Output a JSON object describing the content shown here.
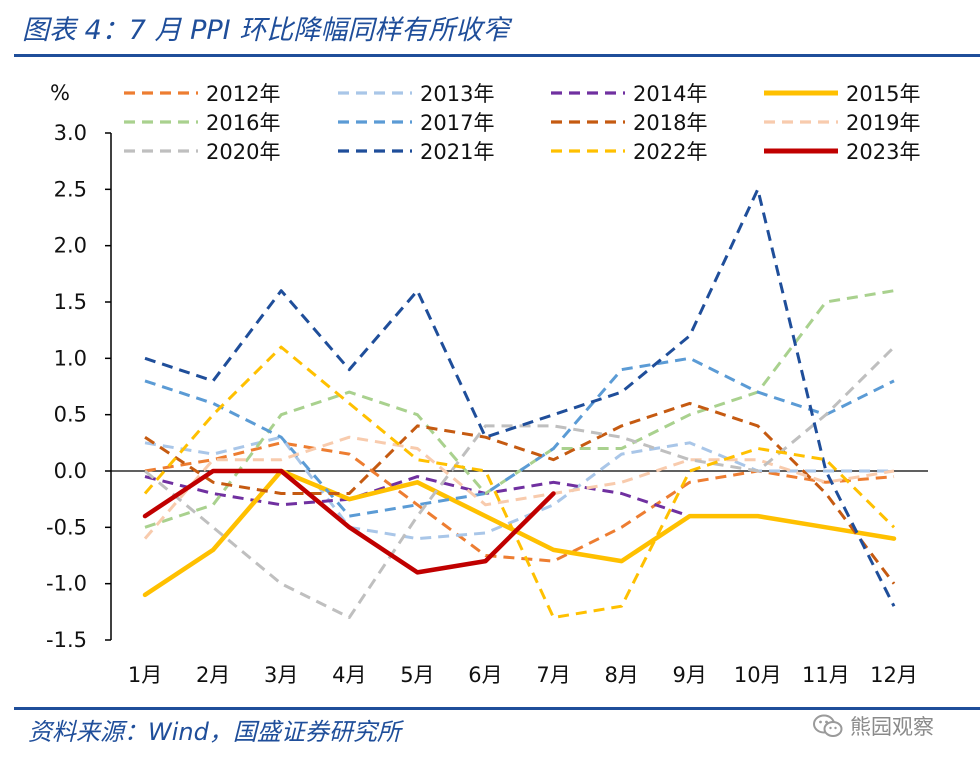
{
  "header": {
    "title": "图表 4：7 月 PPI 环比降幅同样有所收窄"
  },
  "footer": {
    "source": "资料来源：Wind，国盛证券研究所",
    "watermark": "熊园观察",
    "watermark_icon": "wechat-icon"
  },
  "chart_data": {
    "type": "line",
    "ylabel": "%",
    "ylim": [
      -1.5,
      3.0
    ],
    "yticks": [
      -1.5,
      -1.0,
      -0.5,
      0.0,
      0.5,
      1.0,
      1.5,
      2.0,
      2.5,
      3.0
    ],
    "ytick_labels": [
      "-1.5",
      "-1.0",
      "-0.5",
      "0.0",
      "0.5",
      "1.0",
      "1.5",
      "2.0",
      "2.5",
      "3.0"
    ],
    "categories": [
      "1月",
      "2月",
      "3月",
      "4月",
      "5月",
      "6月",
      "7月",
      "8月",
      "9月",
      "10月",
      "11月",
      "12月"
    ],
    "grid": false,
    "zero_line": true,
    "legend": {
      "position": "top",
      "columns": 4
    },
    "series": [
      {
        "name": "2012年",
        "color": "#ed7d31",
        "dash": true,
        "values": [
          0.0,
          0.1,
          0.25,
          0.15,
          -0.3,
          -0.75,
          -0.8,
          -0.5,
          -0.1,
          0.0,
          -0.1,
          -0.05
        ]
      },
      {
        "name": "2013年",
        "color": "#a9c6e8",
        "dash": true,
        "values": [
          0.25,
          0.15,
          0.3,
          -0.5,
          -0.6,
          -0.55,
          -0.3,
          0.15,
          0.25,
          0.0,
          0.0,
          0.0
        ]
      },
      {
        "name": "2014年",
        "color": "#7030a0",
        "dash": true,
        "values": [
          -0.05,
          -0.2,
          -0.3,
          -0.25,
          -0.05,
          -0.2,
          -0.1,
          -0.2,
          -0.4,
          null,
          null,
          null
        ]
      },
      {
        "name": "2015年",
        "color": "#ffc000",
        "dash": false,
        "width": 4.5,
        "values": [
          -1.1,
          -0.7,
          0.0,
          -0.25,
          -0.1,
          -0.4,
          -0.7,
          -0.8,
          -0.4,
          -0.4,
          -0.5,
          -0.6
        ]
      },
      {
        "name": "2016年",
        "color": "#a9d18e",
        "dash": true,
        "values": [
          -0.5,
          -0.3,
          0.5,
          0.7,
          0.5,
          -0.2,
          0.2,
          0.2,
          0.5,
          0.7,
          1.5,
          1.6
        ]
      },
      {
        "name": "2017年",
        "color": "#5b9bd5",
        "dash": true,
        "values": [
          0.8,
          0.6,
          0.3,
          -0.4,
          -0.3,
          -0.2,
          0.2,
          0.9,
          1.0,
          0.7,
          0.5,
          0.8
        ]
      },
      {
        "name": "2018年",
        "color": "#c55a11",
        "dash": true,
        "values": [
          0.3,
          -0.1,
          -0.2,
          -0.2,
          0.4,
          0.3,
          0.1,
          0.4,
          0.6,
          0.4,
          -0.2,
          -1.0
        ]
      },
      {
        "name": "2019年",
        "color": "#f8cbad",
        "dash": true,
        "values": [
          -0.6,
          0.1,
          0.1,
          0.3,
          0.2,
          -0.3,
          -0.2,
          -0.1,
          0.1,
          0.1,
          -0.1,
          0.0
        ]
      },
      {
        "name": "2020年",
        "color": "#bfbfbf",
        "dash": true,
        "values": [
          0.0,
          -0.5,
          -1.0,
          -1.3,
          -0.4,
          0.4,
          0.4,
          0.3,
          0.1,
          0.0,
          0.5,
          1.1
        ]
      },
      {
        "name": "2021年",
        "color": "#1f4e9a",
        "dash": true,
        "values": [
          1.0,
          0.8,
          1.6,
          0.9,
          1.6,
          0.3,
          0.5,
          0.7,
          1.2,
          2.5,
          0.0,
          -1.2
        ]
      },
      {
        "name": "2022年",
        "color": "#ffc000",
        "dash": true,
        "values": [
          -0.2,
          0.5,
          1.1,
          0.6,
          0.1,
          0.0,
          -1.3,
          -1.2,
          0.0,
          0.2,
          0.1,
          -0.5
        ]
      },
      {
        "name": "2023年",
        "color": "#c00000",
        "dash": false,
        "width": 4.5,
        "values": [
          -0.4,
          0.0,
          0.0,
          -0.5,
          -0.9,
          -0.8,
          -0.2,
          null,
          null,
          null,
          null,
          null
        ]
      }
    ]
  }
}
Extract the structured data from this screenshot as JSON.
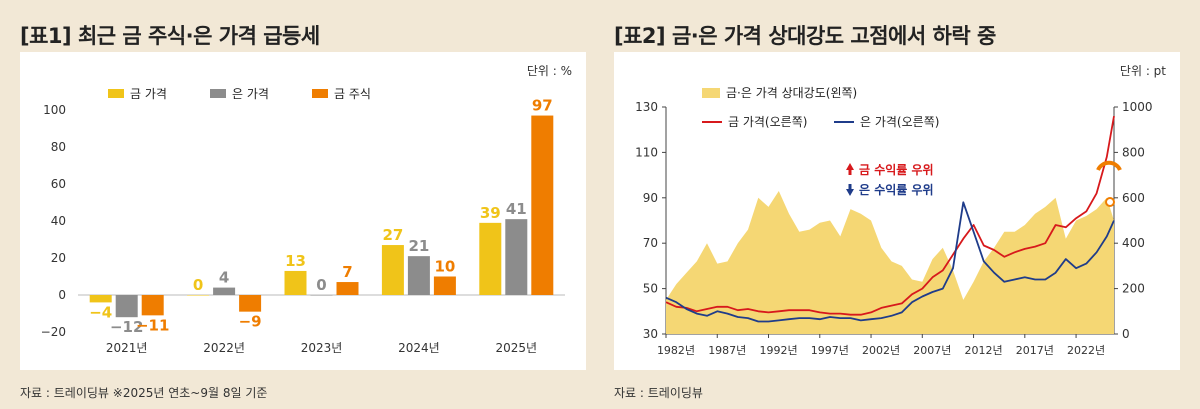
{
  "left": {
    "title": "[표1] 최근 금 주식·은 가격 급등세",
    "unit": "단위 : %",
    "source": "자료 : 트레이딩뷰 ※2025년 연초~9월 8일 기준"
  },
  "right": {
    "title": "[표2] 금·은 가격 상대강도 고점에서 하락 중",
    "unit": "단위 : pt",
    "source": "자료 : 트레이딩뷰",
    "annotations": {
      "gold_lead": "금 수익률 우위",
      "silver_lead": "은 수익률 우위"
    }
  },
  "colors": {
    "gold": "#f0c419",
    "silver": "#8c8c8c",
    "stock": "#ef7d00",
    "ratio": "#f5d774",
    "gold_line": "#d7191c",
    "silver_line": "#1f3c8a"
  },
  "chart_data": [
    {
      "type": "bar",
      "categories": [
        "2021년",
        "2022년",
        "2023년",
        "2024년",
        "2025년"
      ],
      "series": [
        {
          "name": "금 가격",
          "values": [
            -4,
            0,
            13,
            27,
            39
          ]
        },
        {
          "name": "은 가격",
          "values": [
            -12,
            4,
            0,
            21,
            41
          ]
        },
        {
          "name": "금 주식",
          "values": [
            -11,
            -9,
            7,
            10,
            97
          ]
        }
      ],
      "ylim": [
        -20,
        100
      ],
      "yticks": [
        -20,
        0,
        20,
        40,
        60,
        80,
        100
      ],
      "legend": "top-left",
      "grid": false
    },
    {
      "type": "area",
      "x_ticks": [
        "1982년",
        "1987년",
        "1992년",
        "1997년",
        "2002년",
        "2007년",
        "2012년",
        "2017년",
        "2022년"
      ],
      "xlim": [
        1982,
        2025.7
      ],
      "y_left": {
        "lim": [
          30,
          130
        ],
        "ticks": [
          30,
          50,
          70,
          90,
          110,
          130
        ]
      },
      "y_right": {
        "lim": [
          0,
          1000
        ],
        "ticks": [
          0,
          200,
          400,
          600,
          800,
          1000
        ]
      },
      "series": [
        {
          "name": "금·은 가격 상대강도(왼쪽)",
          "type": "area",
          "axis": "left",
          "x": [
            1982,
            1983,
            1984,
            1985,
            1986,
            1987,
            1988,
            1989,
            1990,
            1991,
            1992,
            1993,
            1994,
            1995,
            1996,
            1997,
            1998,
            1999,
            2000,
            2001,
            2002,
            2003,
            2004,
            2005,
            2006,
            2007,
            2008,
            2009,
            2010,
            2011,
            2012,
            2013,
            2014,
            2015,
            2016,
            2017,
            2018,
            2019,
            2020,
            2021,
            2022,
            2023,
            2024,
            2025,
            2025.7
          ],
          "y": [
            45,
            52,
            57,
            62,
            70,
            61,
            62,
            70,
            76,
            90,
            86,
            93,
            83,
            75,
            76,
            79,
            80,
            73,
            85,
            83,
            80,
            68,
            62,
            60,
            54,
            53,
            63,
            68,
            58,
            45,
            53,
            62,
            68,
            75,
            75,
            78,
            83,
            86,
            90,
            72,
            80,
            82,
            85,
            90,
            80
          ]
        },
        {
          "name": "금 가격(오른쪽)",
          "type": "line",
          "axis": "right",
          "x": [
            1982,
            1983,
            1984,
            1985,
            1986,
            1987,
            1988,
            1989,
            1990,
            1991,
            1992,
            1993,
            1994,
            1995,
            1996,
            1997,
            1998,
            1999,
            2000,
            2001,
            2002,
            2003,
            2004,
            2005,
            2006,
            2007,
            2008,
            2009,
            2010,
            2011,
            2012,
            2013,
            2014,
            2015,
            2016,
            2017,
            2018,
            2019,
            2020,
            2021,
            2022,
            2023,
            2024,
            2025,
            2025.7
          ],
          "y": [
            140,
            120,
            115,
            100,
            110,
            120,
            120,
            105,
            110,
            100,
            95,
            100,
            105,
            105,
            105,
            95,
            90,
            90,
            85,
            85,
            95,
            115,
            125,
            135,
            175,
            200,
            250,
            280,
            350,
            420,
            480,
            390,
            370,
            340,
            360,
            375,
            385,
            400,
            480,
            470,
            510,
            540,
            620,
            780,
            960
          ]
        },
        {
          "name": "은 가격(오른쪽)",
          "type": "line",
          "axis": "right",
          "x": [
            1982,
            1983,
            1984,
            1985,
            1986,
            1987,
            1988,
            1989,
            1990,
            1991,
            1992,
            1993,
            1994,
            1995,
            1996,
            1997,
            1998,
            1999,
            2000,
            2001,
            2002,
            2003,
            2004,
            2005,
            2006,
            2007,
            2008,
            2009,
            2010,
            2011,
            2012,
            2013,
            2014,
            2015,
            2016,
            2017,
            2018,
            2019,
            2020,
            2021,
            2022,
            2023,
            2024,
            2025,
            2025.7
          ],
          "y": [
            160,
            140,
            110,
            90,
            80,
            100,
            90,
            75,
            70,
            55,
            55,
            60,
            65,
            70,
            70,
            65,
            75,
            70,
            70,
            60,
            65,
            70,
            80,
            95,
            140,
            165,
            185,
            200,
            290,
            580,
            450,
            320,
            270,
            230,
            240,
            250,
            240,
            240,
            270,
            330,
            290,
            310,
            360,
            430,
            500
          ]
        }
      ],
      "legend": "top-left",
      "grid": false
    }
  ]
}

☆ ☆ ☆ ☆ ☆ ☆ ☆

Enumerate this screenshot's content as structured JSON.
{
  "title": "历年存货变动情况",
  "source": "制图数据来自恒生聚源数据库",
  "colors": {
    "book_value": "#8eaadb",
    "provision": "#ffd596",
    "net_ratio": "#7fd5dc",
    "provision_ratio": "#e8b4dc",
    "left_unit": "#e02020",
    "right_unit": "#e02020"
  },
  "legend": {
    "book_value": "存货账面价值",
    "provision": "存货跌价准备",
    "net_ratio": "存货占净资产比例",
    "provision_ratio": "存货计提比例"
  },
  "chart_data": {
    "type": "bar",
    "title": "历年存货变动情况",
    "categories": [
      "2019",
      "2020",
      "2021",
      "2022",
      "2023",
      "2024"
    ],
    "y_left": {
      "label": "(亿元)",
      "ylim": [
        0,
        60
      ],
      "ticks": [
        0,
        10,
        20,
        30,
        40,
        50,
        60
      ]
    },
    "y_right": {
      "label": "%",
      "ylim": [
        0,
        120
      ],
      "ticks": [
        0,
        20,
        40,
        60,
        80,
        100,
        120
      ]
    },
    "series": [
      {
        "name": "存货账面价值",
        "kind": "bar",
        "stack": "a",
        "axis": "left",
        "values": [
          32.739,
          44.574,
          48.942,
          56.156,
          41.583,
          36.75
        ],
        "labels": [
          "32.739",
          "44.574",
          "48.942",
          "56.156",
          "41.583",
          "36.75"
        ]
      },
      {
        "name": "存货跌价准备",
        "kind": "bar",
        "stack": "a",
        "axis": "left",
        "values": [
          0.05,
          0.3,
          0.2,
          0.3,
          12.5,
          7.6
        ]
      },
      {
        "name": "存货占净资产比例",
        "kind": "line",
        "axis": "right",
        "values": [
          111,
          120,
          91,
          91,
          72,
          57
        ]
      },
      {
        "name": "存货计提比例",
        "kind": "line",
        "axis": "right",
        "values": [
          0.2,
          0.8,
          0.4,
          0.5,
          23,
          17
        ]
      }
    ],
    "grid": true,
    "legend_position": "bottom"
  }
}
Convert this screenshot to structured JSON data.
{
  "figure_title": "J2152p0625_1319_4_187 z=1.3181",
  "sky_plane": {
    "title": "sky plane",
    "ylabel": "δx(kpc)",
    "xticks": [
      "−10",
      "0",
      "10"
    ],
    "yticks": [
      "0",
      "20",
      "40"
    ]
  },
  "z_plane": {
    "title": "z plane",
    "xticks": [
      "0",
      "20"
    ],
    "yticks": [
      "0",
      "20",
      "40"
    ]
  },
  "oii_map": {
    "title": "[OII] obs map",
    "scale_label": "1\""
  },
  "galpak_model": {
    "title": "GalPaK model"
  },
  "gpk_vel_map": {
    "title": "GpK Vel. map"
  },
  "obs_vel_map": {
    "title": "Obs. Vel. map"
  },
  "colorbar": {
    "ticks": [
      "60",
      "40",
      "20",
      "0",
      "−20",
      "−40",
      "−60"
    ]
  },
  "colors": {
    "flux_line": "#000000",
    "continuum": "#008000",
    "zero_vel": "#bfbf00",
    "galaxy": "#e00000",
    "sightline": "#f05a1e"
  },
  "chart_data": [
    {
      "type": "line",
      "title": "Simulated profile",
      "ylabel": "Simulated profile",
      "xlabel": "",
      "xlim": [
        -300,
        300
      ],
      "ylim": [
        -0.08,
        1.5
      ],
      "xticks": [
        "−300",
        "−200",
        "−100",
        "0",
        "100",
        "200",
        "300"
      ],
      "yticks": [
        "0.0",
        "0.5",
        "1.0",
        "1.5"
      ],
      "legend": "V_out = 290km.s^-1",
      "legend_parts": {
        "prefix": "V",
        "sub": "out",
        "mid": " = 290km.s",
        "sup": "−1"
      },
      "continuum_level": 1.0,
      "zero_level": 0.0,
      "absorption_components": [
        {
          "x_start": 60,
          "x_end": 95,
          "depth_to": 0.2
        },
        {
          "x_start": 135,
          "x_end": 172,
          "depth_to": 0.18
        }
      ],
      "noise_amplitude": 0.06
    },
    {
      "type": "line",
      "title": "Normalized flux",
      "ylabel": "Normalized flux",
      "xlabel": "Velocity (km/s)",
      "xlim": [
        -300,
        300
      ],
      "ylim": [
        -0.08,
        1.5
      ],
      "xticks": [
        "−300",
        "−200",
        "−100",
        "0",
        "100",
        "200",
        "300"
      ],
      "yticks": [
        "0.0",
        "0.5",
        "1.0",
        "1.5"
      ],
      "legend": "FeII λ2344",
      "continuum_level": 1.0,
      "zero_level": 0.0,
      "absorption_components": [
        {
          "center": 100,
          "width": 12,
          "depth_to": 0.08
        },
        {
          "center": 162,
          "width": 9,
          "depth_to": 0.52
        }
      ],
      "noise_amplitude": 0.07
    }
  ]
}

☆ ☆ ☆ ☆ ☆ ☆ ☆

__Work to complete__:
Gather every line from the listing above in which "type" appears, and copy those lines.

__The reply__:
    "type": "line",
      "type": "bar",
      "type": "area",
          "type": "area",
          "type": "line",
          "type": "line",
    "type": "bar",
      "type": "line",
      "type": "line",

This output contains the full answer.